▸ GOAL OF THE EXERCISE: Your task is to gather the lines below that hold the string "xlabel".
[Begin]
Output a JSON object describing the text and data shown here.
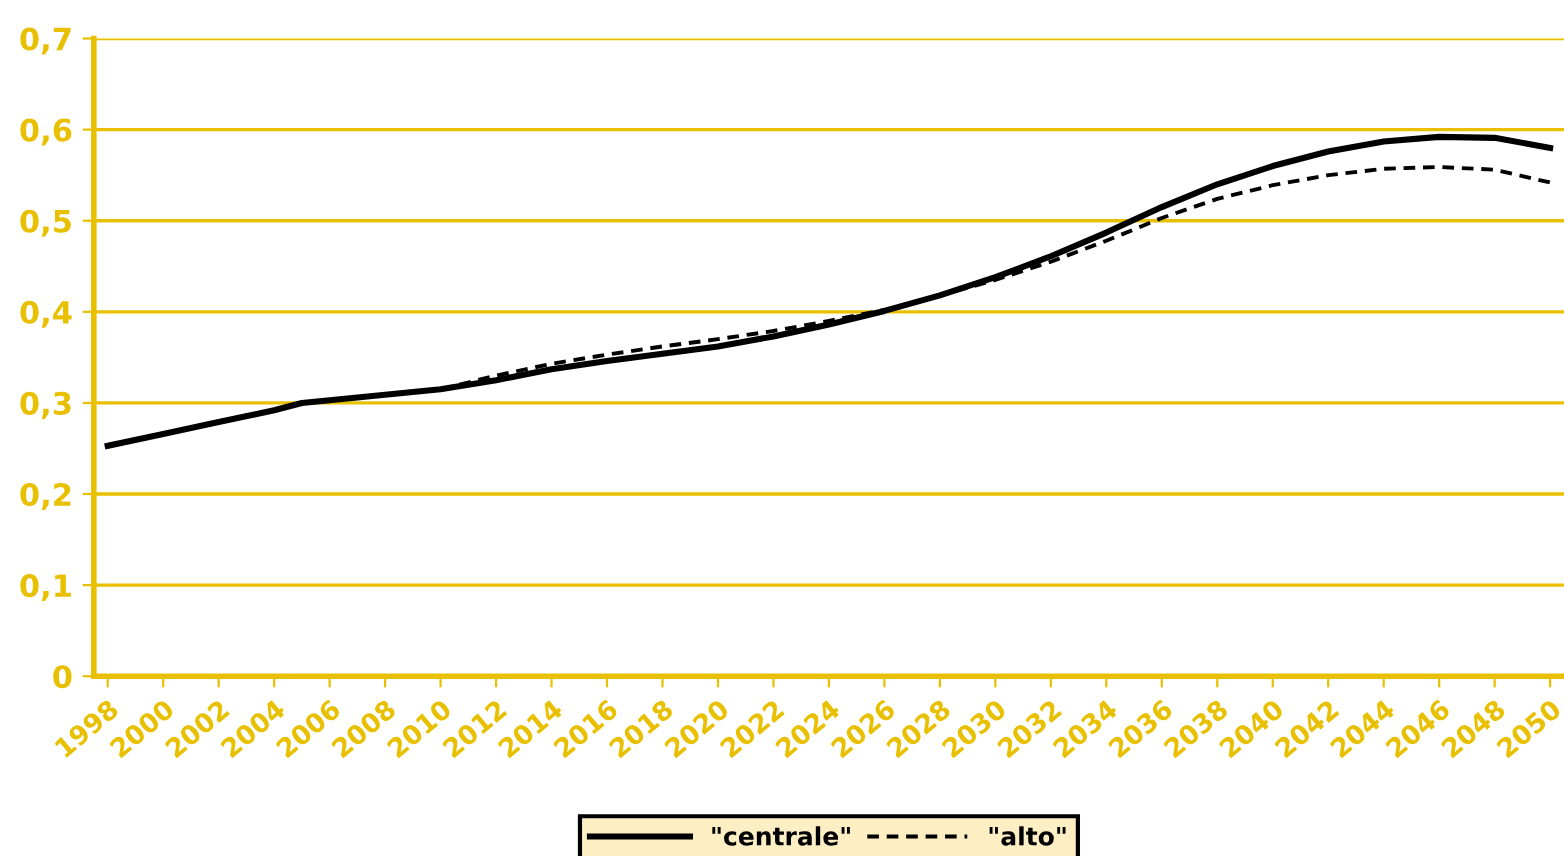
{
  "chart_data": {
    "type": "line",
    "x": [
      1998,
      2000,
      2002,
      2004,
      2005,
      2006,
      2008,
      2010,
      2012,
      2014,
      2016,
      2018,
      2020,
      2022,
      2024,
      2026,
      2028,
      2030,
      2032,
      2034,
      2036,
      2038,
      2040,
      2042,
      2044,
      2046,
      2048,
      2050
    ],
    "series": [
      {
        "name": "\"centrale\"",
        "color": "#000000",
        "line_style": "solid",
        "values": [
          0.253,
          0.266,
          0.279,
          0.292,
          0.3,
          0.303,
          0.309,
          0.315,
          0.325,
          0.337,
          0.346,
          0.354,
          0.362,
          0.373,
          0.386,
          0.401,
          0.418,
          0.438,
          0.461,
          0.487,
          0.515,
          0.54,
          0.56,
          0.576,
          0.587,
          0.592,
          0.591,
          0.58
        ]
      },
      {
        "name": "\"alto\"",
        "color": "#000000",
        "line_style": "dashed",
        "x": [
          2010,
          2012,
          2014,
          2016,
          2018,
          2020,
          2022,
          2024,
          2026,
          2028,
          2030,
          2032,
          2034,
          2036,
          2038,
          2040,
          2042,
          2044,
          2046,
          2048,
          2050
        ],
        "values": [
          0.315,
          0.33,
          0.343,
          0.353,
          0.362,
          0.37,
          0.379,
          0.39,
          0.402,
          0.418,
          0.435,
          0.455,
          0.478,
          0.503,
          0.524,
          0.539,
          0.55,
          0.557,
          0.559,
          0.556,
          0.542
        ]
      }
    ],
    "xlim": [
      1997.5,
      2050.5
    ],
    "xticks": [
      1998,
      2000,
      2002,
      2004,
      2006,
      2008,
      2010,
      2012,
      2014,
      2016,
      2018,
      2020,
      2022,
      2024,
      2026,
      2028,
      2030,
      2032,
      2034,
      2036,
      2038,
      2040,
      2042,
      2044,
      2046,
      2048,
      2050
    ],
    "ylim": [
      0,
      0.7
    ],
    "yticks": [
      0,
      {
        "value": 0.1,
        "label": "0,1"
      },
      {
        "value": 0.2,
        "label": "0,2"
      },
      {
        "value": 0.3,
        "label": "0,3"
      },
      {
        "value": 0.4,
        "label": "0,4"
      },
      {
        "value": 0.5,
        "label": "0,5"
      },
      {
        "value": 0.6,
        "label": "0,6"
      },
      {
        "value": 0.7,
        "label": "0,7"
      }
    ],
    "grid": "y",
    "legend": "bottom"
  }
}
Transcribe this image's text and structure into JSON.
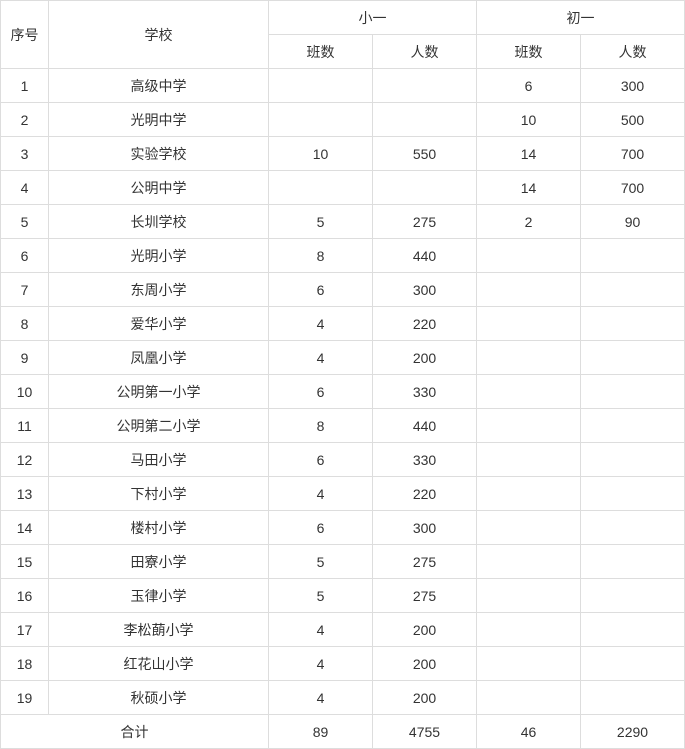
{
  "headers": {
    "seq": "序号",
    "school": "学校",
    "primary": "小一",
    "junior": "初一",
    "classes": "班数",
    "people": "人数"
  },
  "rows": [
    {
      "seq": "1",
      "school": "高级中学",
      "p_cls": "",
      "p_ppl": "",
      "j_cls": "6",
      "j_ppl": "300"
    },
    {
      "seq": "2",
      "school": "光明中学",
      "p_cls": "",
      "p_ppl": "",
      "j_cls": "10",
      "j_ppl": "500"
    },
    {
      "seq": "3",
      "school": "实验学校",
      "p_cls": "10",
      "p_ppl": "550",
      "j_cls": "14",
      "j_ppl": "700"
    },
    {
      "seq": "4",
      "school": "公明中学",
      "p_cls": "",
      "p_ppl": "",
      "j_cls": "14",
      "j_ppl": "700"
    },
    {
      "seq": "5",
      "school": "长圳学校",
      "p_cls": "5",
      "p_ppl": "275",
      "j_cls": "2",
      "j_ppl": "90"
    },
    {
      "seq": "6",
      "school": "光明小学",
      "p_cls": "8",
      "p_ppl": "440",
      "j_cls": "",
      "j_ppl": ""
    },
    {
      "seq": "7",
      "school": "东周小学",
      "p_cls": "6",
      "p_ppl": "300",
      "j_cls": "",
      "j_ppl": ""
    },
    {
      "seq": "8",
      "school": "爱华小学",
      "p_cls": "4",
      "p_ppl": "220",
      "j_cls": "",
      "j_ppl": ""
    },
    {
      "seq": "9",
      "school": "凤凰小学",
      "p_cls": "4",
      "p_ppl": "200",
      "j_cls": "",
      "j_ppl": ""
    },
    {
      "seq": "10",
      "school": "公明第一小学",
      "p_cls": "6",
      "p_ppl": "330",
      "j_cls": "",
      "j_ppl": ""
    },
    {
      "seq": "11",
      "school": "公明第二小学",
      "p_cls": "8",
      "p_ppl": "440",
      "j_cls": "",
      "j_ppl": ""
    },
    {
      "seq": "12",
      "school": "马田小学",
      "p_cls": "6",
      "p_ppl": "330",
      "j_cls": "",
      "j_ppl": ""
    },
    {
      "seq": "13",
      "school": "下村小学",
      "p_cls": "4",
      "p_ppl": "220",
      "j_cls": "",
      "j_ppl": ""
    },
    {
      "seq": "14",
      "school": "楼村小学",
      "p_cls": "6",
      "p_ppl": "300",
      "j_cls": "",
      "j_ppl": ""
    },
    {
      "seq": "15",
      "school": "田寮小学",
      "p_cls": "5",
      "p_ppl": "275",
      "j_cls": "",
      "j_ppl": ""
    },
    {
      "seq": "16",
      "school": "玉律小学",
      "p_cls": "5",
      "p_ppl": "275",
      "j_cls": "",
      "j_ppl": ""
    },
    {
      "seq": "17",
      "school": "李松蓢小学",
      "p_cls": "4",
      "p_ppl": "200",
      "j_cls": "",
      "j_ppl": ""
    },
    {
      "seq": "18",
      "school": "红花山小学",
      "p_cls": "4",
      "p_ppl": "200",
      "j_cls": "",
      "j_ppl": ""
    },
    {
      "seq": "19",
      "school": "秋硕小学",
      "p_cls": "4",
      "p_ppl": "200",
      "j_cls": "",
      "j_ppl": ""
    }
  ],
  "total": {
    "label": "合计",
    "p_cls": "89",
    "p_ppl": "4755",
    "j_cls": "46",
    "j_ppl": "2290"
  }
}
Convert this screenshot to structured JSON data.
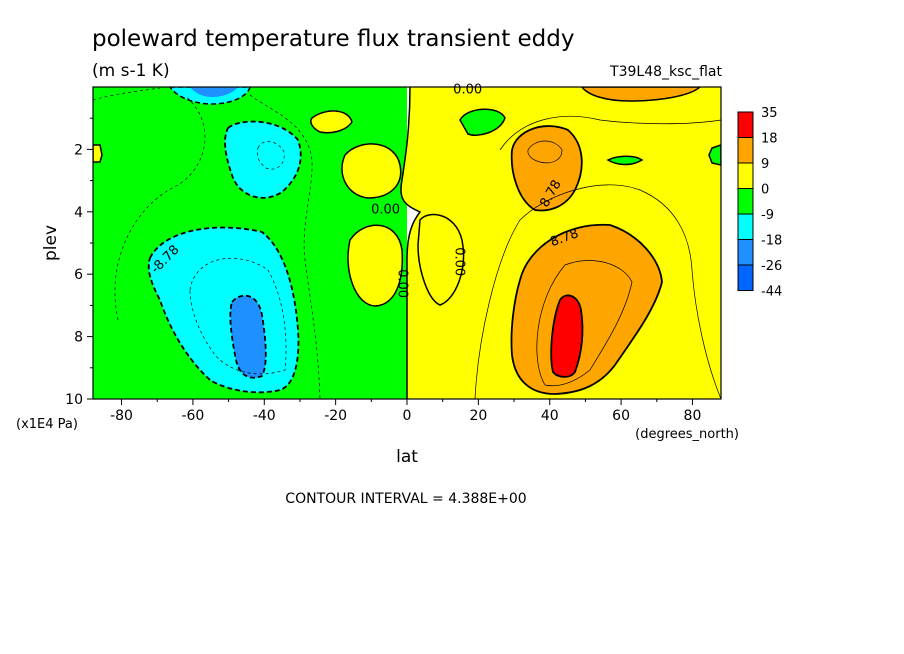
{
  "chart_data": {
    "type": "contour",
    "title": "poleward temperature flux transient eddy",
    "units": "(m s-1 K)",
    "run_label": "T39L48_ksc_flat",
    "xlabel": "lat",
    "x_unit_label": "(degrees_north)",
    "ylabel": "plev",
    "y_unit_label": "(x1E4 Pa)",
    "xlim": [
      -88,
      88
    ],
    "ylim": [
      10,
      0
    ],
    "x_ticks": [
      "-80",
      "-60",
      "-40",
      "-20",
      "0",
      "20",
      "40",
      "60",
      "80"
    ],
    "x_tick_values": [
      -80,
      -60,
      -40,
      -20,
      0,
      20,
      40,
      60,
      80
    ],
    "y_ticks": [
      "2",
      "4",
      "6",
      "8",
      "10"
    ],
    "y_tick_values": [
      2,
      4,
      6,
      8,
      10
    ],
    "contour_interval_text": "CONTOUR INTERVAL = 4.388E+00",
    "contour_labels": [
      {
        "text": "0.00",
        "lat": 17,
        "plev": 0.05
      },
      {
        "text": "0.00",
        "lat": -6,
        "plev": 3.9
      },
      {
        "text": "0.00",
        "lat": -1,
        "plev": 6.3
      },
      {
        "text": "0.00",
        "lat": 15,
        "plev": 5.6
      },
      {
        "text": "-8.78",
        "lat": -68,
        "plev": 5.5
      },
      {
        "text": "8.78",
        "lat": 40,
        "plev": 3.4
      },
      {
        "text": "8.78",
        "lat": 44,
        "plev": 4.8
      }
    ],
    "legend": {
      "levels": [
        "35",
        "18",
        "9",
        "0",
        "-9",
        "-18",
        "-26",
        "-44"
      ],
      "colors": [
        "#ff0000",
        "#ffa500",
        "#ffff00",
        "#00ff00",
        "#00ffff",
        "#1e90ff",
        "#0066ff"
      ]
    },
    "background_level_colors": {
      "negative": "#00ff00",
      "positive": "#ffff00"
    },
    "features": [
      {
        "name": "southern-minimum",
        "lat": -44,
        "plev": 8.0,
        "value": -26
      },
      {
        "name": "northern-maximum",
        "lat": 45,
        "plev": 8.2,
        "value": 35
      }
    ]
  }
}
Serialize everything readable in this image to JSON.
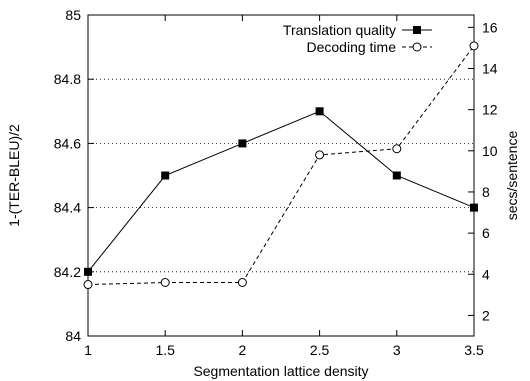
{
  "chart_data": {
    "type": "line",
    "title": "",
    "xlabel": "Segmentation lattice density",
    "ylabel": "1-(TER-BLEU)/2",
    "y2label": "secs/sentence",
    "x": [
      1,
      1.5,
      2,
      2.5,
      3,
      3.5
    ],
    "xlim": [
      1,
      3.5
    ],
    "ylim": [
      84,
      85
    ],
    "y2lim": [
      1,
      16.6
    ],
    "xticks": [
      "1",
      "1.5",
      "2",
      "2.5",
      "3",
      "3.5"
    ],
    "yticks": [
      "84",
      "84.2",
      "84.4",
      "84.6",
      "84.8",
      "85"
    ],
    "y2ticks": [
      "2",
      "4",
      "6",
      "8",
      "10",
      "12",
      "14",
      "16"
    ],
    "grid": "horizontal dotted",
    "legend_position": "top-right",
    "series": [
      {
        "name": "Translation quality",
        "axis": "left",
        "style": "solid",
        "marker": "filled-square",
        "values": [
          84.2,
          84.5,
          84.6,
          84.7,
          84.5,
          84.4
        ]
      },
      {
        "name": "Decoding time",
        "axis": "right",
        "style": "dashed",
        "marker": "open-circle",
        "values": [
          3.5,
          3.6,
          3.6,
          9.8,
          10.1,
          15.1
        ]
      }
    ]
  }
}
[End]
▸ WRITTEN ANSWER:
    "xlabel": "lat",
    "xlabel": "Segmentation lattice density",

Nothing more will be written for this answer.